[Start Data to use]
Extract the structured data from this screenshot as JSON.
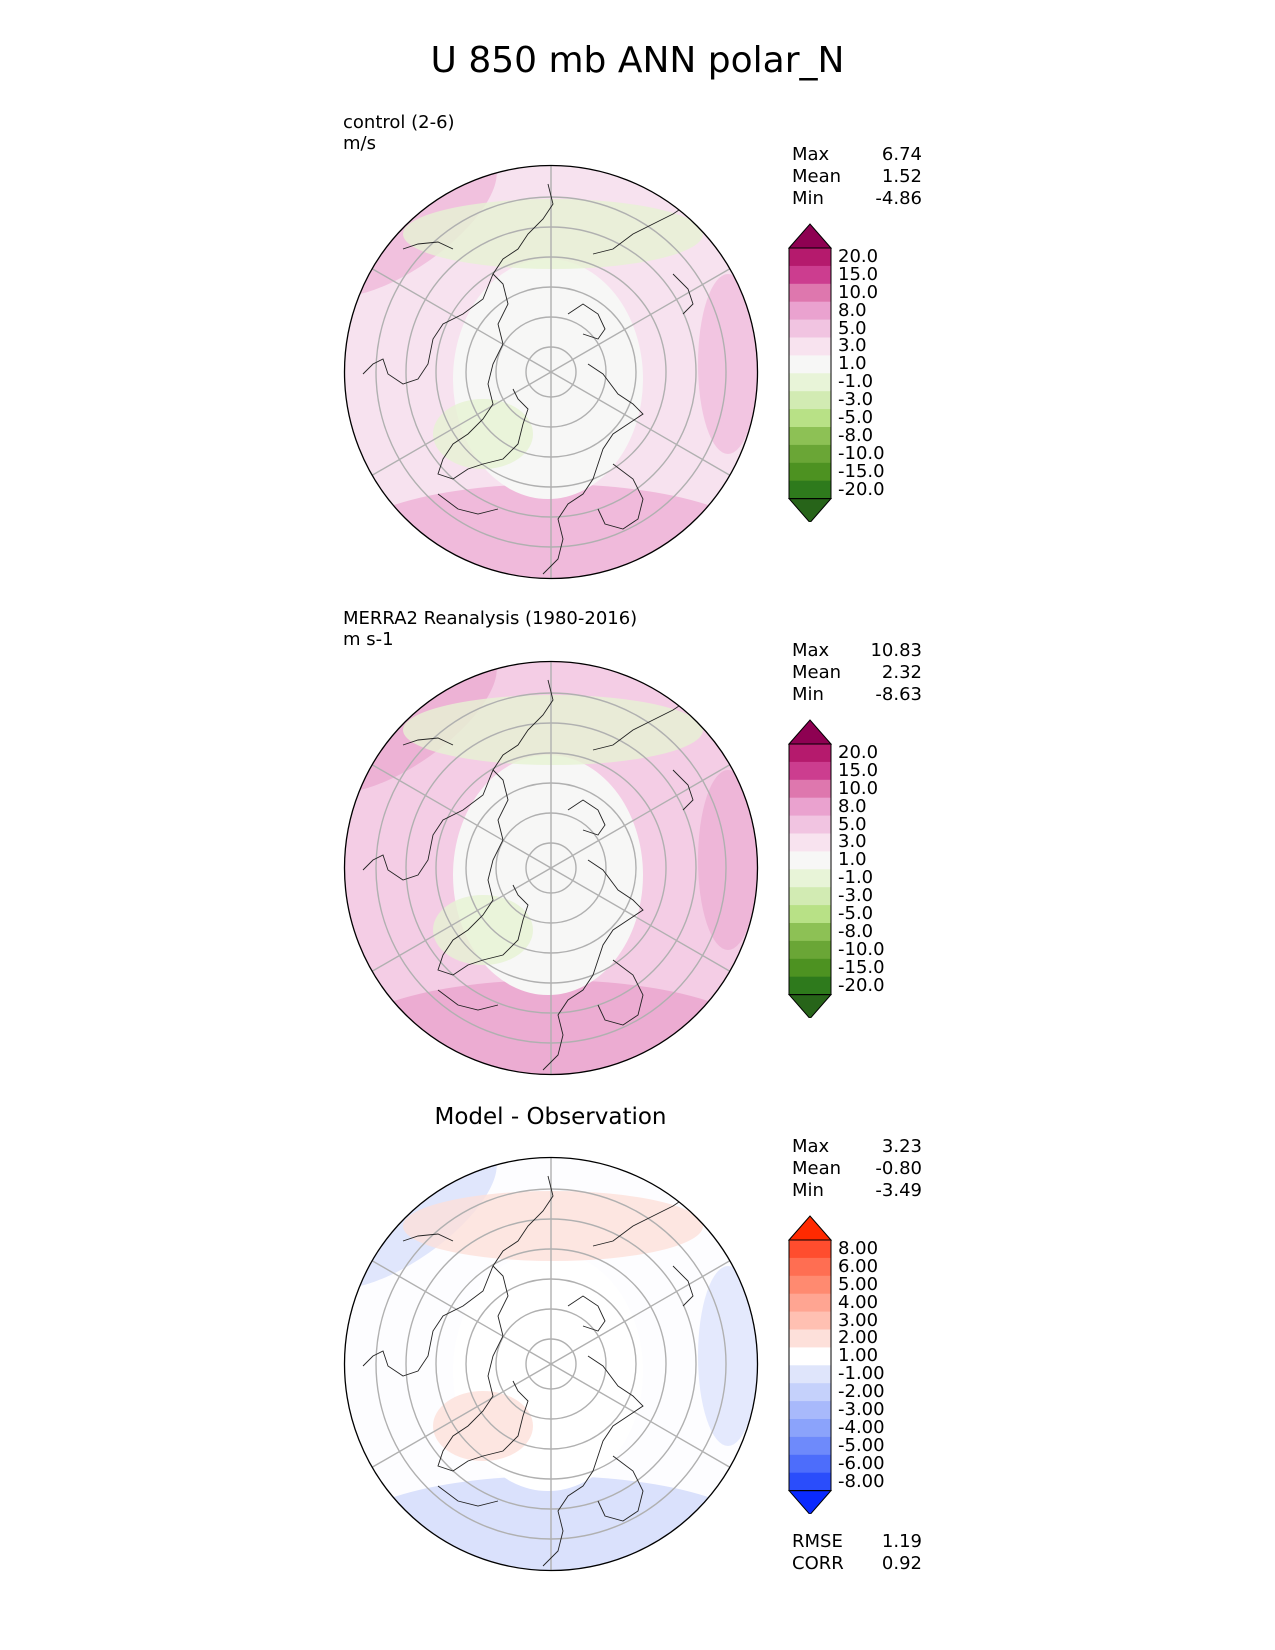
{
  "figure": {
    "title": "U 850 mb ANN polar_N"
  },
  "panels": [
    {
      "id": "control",
      "title": "control (2-6)",
      "units": "m/s",
      "stats": {
        "max_label": "Max",
        "max": "6.74",
        "mean_label": "Mean",
        "mean": "1.52",
        "min_label": "Min",
        "min": "-4.86"
      },
      "colorbar": {
        "labels": [
          "20.0",
          "15.0",
          "10.0",
          "8.0",
          "5.0",
          "3.0",
          "1.0",
          "-1.0",
          "-3.0",
          "-5.0",
          "-8.0",
          "-10.0",
          "-15.0",
          "-20.0"
        ],
        "colors": [
          "#8e0152",
          "#b51a6d",
          "#cc3d8f",
          "#de77ae",
          "#eaa2cf",
          "#f1c4e1",
          "#f8e3ef",
          "#f7f7f6",
          "#e8f4d8",
          "#d2ebb3",
          "#b8e186",
          "#8dc155",
          "#6aa636",
          "#4d9221",
          "#2e7a1c",
          "#276419"
        ]
      },
      "map_fill": {
        "ocean_base": "#f7e2ef",
        "outer_ring": "#eeb3d7",
        "center": "#f7f7f6",
        "green_patch": "#e6f2d3"
      }
    },
    {
      "id": "merra2",
      "title": "MERRA2 Reanalysis (1980-2016)",
      "units": "m s-1",
      "stats": {
        "max_label": "Max",
        "max": "10.83",
        "mean_label": "Mean",
        "mean": "2.32",
        "min_label": "Min",
        "min": "-8.63"
      },
      "colorbar": {
        "labels": [
          "20.0",
          "15.0",
          "10.0",
          "8.0",
          "5.0",
          "3.0",
          "1.0",
          "-1.0",
          "-3.0",
          "-5.0",
          "-8.0",
          "-10.0",
          "-15.0",
          "-20.0"
        ],
        "colors": [
          "#8e0152",
          "#b51a6d",
          "#cc3d8f",
          "#de77ae",
          "#eaa2cf",
          "#f1c4e1",
          "#f8e3ef",
          "#f7f7f6",
          "#e8f4d8",
          "#d2ebb3",
          "#b8e186",
          "#8dc155",
          "#6aa636",
          "#4d9221",
          "#2e7a1c",
          "#276419"
        ]
      },
      "map_fill": {
        "ocean_base": "#f4cde5",
        "outer_ring": "#eaa6cf",
        "center": "#f7f7f6",
        "green_patch": "#e6f2d3"
      }
    },
    {
      "id": "diff",
      "title": "Model - Observation",
      "stats": {
        "max_label": "Max",
        "max": "3.23",
        "mean_label": "Mean",
        "mean": "-0.80",
        "min_label": "Min",
        "min": "-3.49"
      },
      "colorbar": {
        "labels": [
          "8.00",
          "6.00",
          "5.00",
          "4.00",
          "3.00",
          "2.00",
          "1.00",
          "-1.00",
          "-2.00",
          "-3.00",
          "-4.00",
          "-5.00",
          "-6.00",
          "-8.00"
        ],
        "colors": [
          "#ff2a00",
          "#ff4d2e",
          "#ff6e52",
          "#ff8a70",
          "#ffa592",
          "#ffc0b2",
          "#fde0da",
          "#ffffff",
          "#dfe5fb",
          "#c5d1fb",
          "#a8b9fb",
          "#8ba3fb",
          "#6e8afb",
          "#4d6dfb",
          "#2a4dfb",
          "#0a2aff"
        ]
      },
      "fit": {
        "rmse_label": "RMSE",
        "rmse": "1.19",
        "corr_label": "CORR",
        "corr": "0.92"
      },
      "map_fill": {
        "ocean_base": "#fdfdff",
        "outer_ring": "#d3dcfb",
        "center": "#ffffff",
        "green_patch": "#fde0da"
      }
    }
  ]
}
[End Data to use]
» **Task goal**
Print out the lines exactly, skipping any picture.

» **Answer to this problem**
Extract the structured data from this screenshot as JSON.
{
  "figure": {
    "title": "U 850 mb ANN polar_N"
  },
  "panels": [
    {
      "id": "control",
      "title": "control (2-6)",
      "units": "m/s",
      "stats": {
        "max_label": "Max",
        "max": "6.74",
        "mean_label": "Mean",
        "mean": "1.52",
        "min_label": "Min",
        "min": "-4.86"
      },
      "colorbar": {
        "labels": [
          "20.0",
          "15.0",
          "10.0",
          "8.0",
          "5.0",
          "3.0",
          "1.0",
          "-1.0",
          "-3.0",
          "-5.0",
          "-8.0",
          "-10.0",
          "-15.0",
          "-20.0"
        ],
        "colors": [
          "#8e0152",
          "#b51a6d",
          "#cc3d8f",
          "#de77ae",
          "#eaa2cf",
          "#f1c4e1",
          "#f8e3ef",
          "#f7f7f6",
          "#e8f4d8",
          "#d2ebb3",
          "#b8e186",
          "#8dc155",
          "#6aa636",
          "#4d9221",
          "#2e7a1c",
          "#276419"
        ]
      },
      "map_fill": {
        "ocean_base": "#f7e2ef",
        "outer_ring": "#eeb3d7",
        "center": "#f7f7f6",
        "green_patch": "#e6f2d3"
      }
    },
    {
      "id": "merra2",
      "title": "MERRA2 Reanalysis (1980-2016)",
      "units": "m s-1",
      "stats": {
        "max_label": "Max",
        "max": "10.83",
        "mean_label": "Mean",
        "mean": "2.32",
        "min_label": "Min",
        "min": "-8.63"
      },
      "colorbar": {
        "labels": [
          "20.0",
          "15.0",
          "10.0",
          "8.0",
          "5.0",
          "3.0",
          "1.0",
          "-1.0",
          "-3.0",
          "-5.0",
          "-8.0",
          "-10.0",
          "-15.0",
          "-20.0"
        ],
        "colors": [
          "#8e0152",
          "#b51a6d",
          "#cc3d8f",
          "#de77ae",
          "#eaa2cf",
          "#f1c4e1",
          "#f8e3ef",
          "#f7f7f6",
          "#e8f4d8",
          "#d2ebb3",
          "#b8e186",
          "#8dc155",
          "#6aa636",
          "#4d9221",
          "#2e7a1c",
          "#276419"
        ]
      },
      "map_fill": {
        "ocean_base": "#f4cde5",
        "outer_ring": "#eaa6cf",
        "center": "#f7f7f6",
        "green_patch": "#e6f2d3"
      }
    },
    {
      "id": "diff",
      "title": "Model - Observation",
      "stats": {
        "max_label": "Max",
        "max": "3.23",
        "mean_label": "Mean",
        "mean": "-0.80",
        "min_label": "Min",
        "min": "-3.49"
      },
      "colorbar": {
        "labels": [
          "8.00",
          "6.00",
          "5.00",
          "4.00",
          "3.00",
          "2.00",
          "1.00",
          "-1.00",
          "-2.00",
          "-3.00",
          "-4.00",
          "-5.00",
          "-6.00",
          "-8.00"
        ],
        "colors": [
          "#ff2a00",
          "#ff4d2e",
          "#ff6e52",
          "#ff8a70",
          "#ffa592",
          "#ffc0b2",
          "#fde0da",
          "#ffffff",
          "#dfe5fb",
          "#c5d1fb",
          "#a8b9fb",
          "#8ba3fb",
          "#6e8afb",
          "#4d6dfb",
          "#2a4dfb",
          "#0a2aff"
        ]
      },
      "fit": {
        "rmse_label": "RMSE",
        "rmse": "1.19",
        "corr_label": "CORR",
        "corr": "0.92"
      },
      "map_fill": {
        "ocean_base": "#fdfdff",
        "outer_ring": "#d3dcfb",
        "center": "#ffffff",
        "green_patch": "#fde0da"
      }
    }
  ]
}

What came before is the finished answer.